## START

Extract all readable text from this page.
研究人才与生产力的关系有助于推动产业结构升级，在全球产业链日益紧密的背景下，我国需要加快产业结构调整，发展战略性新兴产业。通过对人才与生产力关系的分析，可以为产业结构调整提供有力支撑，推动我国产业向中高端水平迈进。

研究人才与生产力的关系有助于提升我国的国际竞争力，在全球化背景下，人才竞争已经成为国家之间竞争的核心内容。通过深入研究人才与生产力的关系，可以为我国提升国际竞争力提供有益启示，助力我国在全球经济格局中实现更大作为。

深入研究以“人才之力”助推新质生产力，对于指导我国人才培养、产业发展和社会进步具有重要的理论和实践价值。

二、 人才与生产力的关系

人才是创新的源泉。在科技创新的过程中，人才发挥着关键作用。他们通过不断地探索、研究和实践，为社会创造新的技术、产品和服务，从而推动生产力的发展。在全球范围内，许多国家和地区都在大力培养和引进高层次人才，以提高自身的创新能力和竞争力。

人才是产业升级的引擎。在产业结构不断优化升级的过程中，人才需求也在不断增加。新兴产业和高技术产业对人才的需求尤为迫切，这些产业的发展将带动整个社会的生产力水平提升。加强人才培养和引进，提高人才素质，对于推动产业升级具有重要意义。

## END

### Exercise requirements
From the data above, extract every line in its exact form.

### Completed task
Extract all readable text from this page.
研究人才与生产力的关系有助于推动产业结构升级，在全球产业链日益紧密的背景下，我国需要加快产业结构调整，发展战略性新兴产业。通过对人才与生产力关系的分析，可以为产业结构调整提供有力支撑，推动我国产业向中高端水平迈进。

研究人才与生产力的关系有助于提升我国的国际竞争力，在全球化背景下，人才竞争已经成为国家之间竞争的核心内容。通过深入研究人才与生产力的关系，可以为我国提升国际竞争力提供有益启示，助力我国在全球经济格局中实现更大作为。

深入研究以“人才之力”助推新质生产力，对于指导我国人才培养、产业发展和社会进步具有重要的理论和实践价值。

二、 人才与生产力的关系

人才是创新的源泉。在科技创新的过程中，人才发挥着关键作用。他们通过不断地探索、研究和实践，为社会创造新的技术、产品和服务，从而推动生产力的发展。在全球范围内，许多国家和地区都在大力培养和引进高层次人才，以提高自身的创新能力和竞争力。

人才是产业升级的引擎。在产业结构不断优化升级的过程中，人才需求也在不断增加。新兴产业和高技术产业对人才的需求尤为迫切，这些产业的发展将带动整个社会的生产力水平提升。加强人才培养和引进，提高人才素质，对于推动产业升级具有重要意义。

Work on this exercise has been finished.